╭─ AVAILABLE DATA
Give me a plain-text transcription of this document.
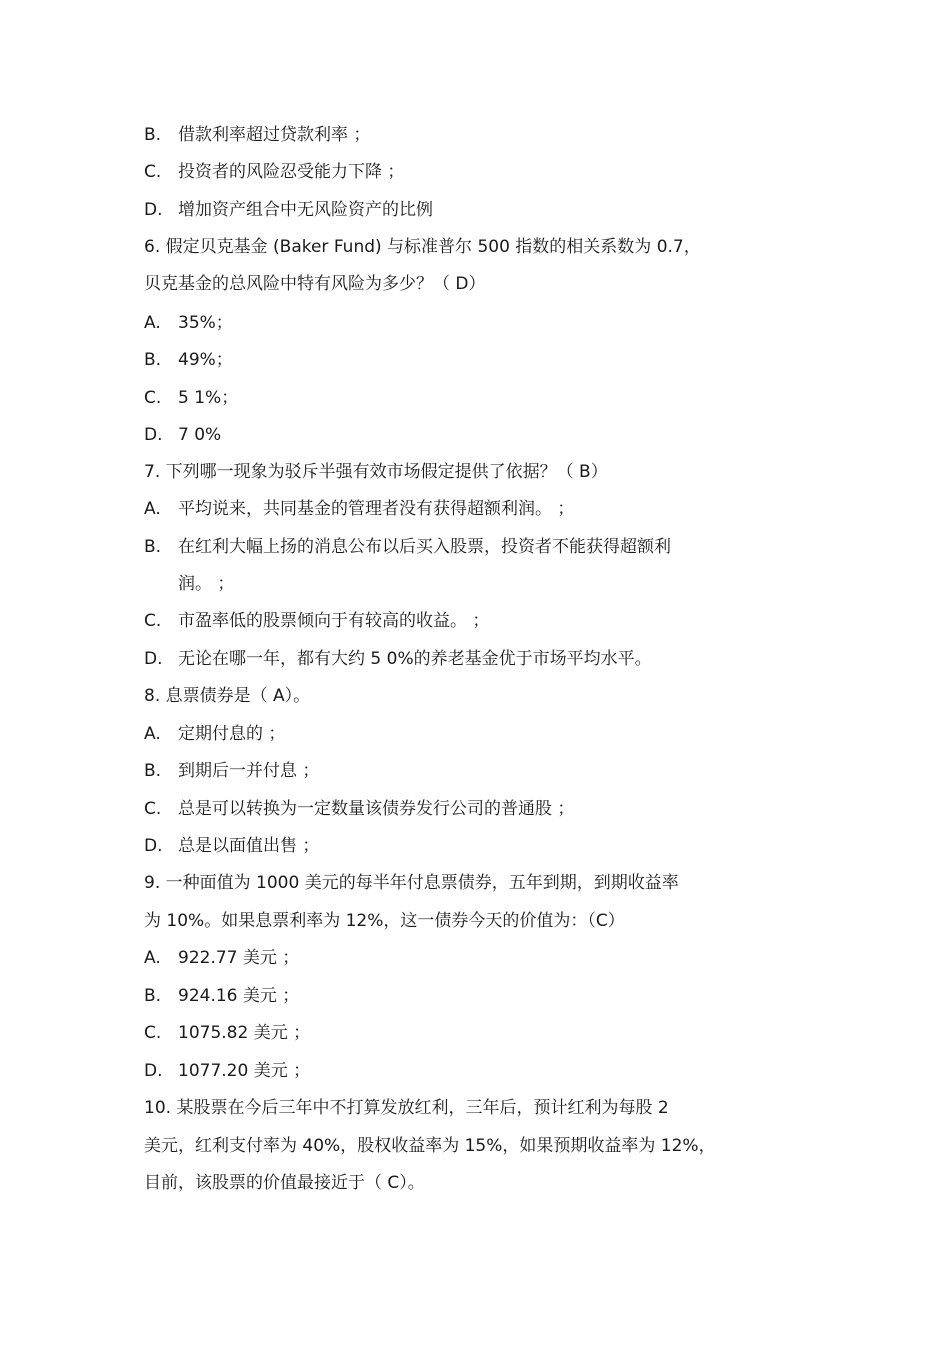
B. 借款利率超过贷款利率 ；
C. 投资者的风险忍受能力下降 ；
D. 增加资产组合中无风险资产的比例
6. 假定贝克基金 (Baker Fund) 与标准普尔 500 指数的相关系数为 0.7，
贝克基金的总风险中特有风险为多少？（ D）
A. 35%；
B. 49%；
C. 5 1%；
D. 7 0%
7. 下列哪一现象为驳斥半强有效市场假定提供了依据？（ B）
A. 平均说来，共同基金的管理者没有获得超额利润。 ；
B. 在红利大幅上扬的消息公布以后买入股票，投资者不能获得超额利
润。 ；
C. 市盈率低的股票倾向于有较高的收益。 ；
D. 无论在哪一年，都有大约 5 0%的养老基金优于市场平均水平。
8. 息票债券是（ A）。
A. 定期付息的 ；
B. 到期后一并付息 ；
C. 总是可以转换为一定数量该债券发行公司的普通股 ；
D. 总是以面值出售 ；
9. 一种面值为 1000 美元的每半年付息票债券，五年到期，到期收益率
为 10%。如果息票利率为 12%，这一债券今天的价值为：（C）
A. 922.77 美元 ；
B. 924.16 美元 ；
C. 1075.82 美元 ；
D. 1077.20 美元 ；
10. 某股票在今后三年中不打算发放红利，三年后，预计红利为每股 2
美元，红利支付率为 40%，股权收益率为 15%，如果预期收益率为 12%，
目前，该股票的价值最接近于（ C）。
╰─
╭─ AVAILABLE DATA
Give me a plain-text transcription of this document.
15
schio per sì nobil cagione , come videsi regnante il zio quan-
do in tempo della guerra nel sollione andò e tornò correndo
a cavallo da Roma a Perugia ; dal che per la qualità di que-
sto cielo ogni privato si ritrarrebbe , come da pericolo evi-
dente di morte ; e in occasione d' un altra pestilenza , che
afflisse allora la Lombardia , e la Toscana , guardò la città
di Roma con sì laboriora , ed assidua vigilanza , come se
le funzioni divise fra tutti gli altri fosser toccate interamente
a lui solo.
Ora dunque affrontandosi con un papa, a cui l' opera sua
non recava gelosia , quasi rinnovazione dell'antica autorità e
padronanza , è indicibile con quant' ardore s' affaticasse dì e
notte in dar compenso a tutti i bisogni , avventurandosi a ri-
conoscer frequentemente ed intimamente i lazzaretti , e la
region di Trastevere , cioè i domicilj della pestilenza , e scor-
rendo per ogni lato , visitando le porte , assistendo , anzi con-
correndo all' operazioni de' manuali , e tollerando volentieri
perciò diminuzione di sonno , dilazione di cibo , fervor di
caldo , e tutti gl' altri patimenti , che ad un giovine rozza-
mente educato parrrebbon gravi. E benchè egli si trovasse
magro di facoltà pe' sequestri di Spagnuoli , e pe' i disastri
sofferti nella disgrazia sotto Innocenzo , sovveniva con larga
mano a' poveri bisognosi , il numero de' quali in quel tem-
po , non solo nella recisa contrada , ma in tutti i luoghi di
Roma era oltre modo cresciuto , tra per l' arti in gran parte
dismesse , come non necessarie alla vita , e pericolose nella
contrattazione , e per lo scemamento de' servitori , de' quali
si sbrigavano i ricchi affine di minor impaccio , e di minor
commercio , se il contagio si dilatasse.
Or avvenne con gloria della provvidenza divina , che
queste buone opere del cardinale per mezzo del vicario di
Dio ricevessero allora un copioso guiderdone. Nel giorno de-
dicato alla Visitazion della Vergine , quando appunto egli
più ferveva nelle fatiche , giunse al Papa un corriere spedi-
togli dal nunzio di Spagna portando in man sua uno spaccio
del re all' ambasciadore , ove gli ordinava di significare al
╰─
WHAT YOU NEED TO DO: From the records given above, copy all lines containing "nella".

COMPLETE RESPONSE:
sofferti nella disgrazia sotto Innocenzo , sovveniva con larga
po , non solo nella recisa contrada , ma in tutti i luoghi di
dismesse , come non necessarie alla vita , e pericolose nella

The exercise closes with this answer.